*Aim of the exercise*: Please say how many lines in the records below contain the word "symptômes". Give only the number.
---*---
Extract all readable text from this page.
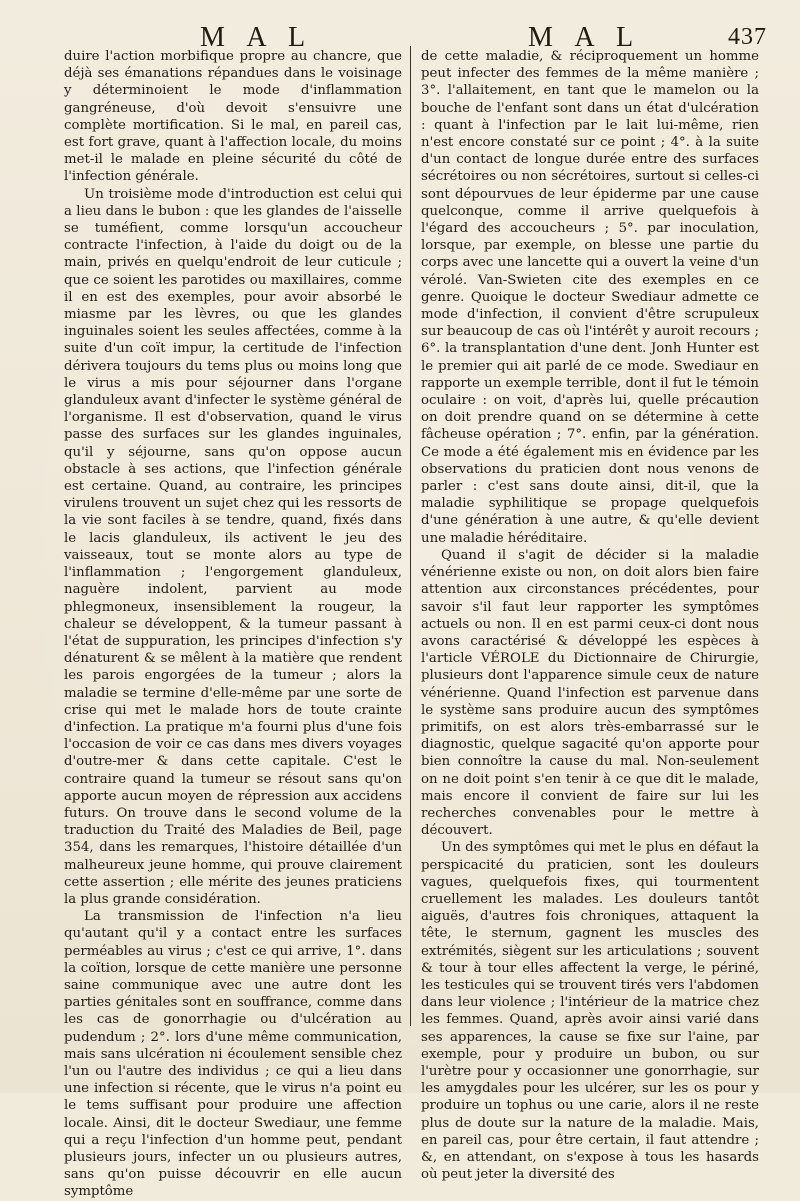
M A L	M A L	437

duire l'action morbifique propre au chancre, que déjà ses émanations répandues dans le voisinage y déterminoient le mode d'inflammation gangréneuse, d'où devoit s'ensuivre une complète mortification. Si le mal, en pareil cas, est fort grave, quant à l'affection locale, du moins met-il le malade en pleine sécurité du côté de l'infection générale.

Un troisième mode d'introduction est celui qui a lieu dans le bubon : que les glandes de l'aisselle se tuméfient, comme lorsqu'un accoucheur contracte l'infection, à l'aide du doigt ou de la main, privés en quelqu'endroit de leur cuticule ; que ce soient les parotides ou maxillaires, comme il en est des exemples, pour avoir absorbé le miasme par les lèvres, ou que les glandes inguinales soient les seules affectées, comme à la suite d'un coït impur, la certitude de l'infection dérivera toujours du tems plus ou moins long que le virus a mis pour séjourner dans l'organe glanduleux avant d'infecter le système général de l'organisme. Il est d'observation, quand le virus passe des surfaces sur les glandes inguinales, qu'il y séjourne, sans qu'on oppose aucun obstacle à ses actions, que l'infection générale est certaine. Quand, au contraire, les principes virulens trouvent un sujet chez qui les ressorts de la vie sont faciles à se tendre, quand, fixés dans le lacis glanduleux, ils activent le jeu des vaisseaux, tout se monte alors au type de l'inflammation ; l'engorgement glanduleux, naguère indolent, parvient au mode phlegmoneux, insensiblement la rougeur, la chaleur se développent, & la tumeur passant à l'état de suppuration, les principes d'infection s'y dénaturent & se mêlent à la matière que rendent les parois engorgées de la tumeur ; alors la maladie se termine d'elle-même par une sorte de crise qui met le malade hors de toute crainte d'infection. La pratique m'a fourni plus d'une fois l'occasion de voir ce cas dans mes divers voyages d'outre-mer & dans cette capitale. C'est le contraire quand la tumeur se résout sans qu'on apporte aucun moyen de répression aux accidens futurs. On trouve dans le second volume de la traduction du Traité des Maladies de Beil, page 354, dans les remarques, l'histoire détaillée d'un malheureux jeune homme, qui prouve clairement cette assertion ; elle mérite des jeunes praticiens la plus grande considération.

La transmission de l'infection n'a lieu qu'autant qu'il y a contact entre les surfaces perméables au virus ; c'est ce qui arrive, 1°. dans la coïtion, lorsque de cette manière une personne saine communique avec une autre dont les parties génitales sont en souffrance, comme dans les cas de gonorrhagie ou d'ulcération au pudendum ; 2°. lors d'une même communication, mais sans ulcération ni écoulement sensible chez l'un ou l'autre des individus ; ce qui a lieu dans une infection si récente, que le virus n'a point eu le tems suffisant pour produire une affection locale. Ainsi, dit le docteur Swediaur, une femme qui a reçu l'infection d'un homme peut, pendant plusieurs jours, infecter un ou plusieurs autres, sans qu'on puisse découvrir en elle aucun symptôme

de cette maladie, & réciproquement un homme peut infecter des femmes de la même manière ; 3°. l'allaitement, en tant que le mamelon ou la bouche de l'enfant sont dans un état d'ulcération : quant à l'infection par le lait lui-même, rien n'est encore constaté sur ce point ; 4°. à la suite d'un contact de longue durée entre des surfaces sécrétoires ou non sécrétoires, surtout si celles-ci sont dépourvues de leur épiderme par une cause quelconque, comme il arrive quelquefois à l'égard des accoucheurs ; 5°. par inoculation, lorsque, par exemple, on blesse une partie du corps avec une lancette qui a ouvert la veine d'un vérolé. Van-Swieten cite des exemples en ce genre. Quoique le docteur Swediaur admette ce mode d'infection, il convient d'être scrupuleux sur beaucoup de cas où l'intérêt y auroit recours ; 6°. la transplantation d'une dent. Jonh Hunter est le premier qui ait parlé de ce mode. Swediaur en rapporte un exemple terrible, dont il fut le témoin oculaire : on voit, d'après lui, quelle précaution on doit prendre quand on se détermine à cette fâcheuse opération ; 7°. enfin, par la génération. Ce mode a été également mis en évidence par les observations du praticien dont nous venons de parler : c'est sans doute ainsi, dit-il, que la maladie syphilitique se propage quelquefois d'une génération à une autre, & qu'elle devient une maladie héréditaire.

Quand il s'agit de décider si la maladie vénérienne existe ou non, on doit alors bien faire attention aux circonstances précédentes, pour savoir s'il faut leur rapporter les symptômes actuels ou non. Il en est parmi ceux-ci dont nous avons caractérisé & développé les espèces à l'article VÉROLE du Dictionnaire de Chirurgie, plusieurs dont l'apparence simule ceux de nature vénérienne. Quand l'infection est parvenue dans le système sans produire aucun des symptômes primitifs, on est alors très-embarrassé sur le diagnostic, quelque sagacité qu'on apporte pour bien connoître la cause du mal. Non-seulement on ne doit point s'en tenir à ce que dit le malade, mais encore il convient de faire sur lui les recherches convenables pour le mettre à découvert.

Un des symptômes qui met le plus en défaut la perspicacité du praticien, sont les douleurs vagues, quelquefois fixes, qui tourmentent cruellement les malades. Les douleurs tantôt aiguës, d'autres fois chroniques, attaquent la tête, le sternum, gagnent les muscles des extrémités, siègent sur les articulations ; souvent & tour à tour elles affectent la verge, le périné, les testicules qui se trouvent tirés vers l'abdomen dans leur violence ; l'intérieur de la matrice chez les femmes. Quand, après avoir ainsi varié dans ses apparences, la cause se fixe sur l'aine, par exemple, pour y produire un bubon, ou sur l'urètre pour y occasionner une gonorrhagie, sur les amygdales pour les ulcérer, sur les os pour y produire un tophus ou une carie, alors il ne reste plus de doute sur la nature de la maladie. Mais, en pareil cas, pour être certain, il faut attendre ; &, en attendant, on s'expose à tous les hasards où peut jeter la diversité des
---*---
*Reply*: 2